STATED EXERCISE: Using the data below, copy each line that includes the word "objemu".

PROVIDED DATA:
* START *

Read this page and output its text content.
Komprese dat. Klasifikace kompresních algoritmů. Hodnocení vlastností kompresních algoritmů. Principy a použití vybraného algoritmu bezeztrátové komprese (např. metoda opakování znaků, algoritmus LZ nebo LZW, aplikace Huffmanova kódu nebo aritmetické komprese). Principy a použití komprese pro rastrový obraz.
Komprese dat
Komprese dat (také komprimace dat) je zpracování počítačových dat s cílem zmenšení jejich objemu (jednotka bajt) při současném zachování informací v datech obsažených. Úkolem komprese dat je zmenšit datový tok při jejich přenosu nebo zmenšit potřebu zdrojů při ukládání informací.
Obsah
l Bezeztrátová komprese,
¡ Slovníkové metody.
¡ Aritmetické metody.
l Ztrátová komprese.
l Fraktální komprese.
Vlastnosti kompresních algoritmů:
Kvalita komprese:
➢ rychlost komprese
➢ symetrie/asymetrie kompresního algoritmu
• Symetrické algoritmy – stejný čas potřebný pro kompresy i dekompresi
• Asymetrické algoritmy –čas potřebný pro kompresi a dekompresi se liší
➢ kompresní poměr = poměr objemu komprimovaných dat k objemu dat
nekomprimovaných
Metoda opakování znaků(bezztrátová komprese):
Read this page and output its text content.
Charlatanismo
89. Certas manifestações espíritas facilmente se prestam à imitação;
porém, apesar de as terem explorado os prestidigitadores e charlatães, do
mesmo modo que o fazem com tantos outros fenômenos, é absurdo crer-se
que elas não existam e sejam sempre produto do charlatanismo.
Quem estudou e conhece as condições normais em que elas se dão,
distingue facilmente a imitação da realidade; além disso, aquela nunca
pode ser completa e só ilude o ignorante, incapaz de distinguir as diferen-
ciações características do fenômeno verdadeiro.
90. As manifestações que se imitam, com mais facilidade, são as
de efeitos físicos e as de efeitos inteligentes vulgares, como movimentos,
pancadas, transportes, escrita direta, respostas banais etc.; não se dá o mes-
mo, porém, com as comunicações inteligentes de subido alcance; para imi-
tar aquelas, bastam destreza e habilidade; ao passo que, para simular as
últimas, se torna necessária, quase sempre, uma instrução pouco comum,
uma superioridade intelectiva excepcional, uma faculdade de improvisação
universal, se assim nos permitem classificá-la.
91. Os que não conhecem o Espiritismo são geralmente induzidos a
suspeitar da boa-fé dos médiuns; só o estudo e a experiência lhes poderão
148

* END *

FULL RESPONSE:
Komprese dat (také komprimace dat) je zpracování počítačových dat s cílem zmenšení jejich objemu (jednotka bajt) při současném zachování informací v datech obsažených. Úkolem komprese dat je zmenšit datový tok při jejich přenosu nebo zmenšit potřebu zdrojů při ukládání informací.
➢ kompresní poměr = poměr objemu komprimovaných dat k objemu dat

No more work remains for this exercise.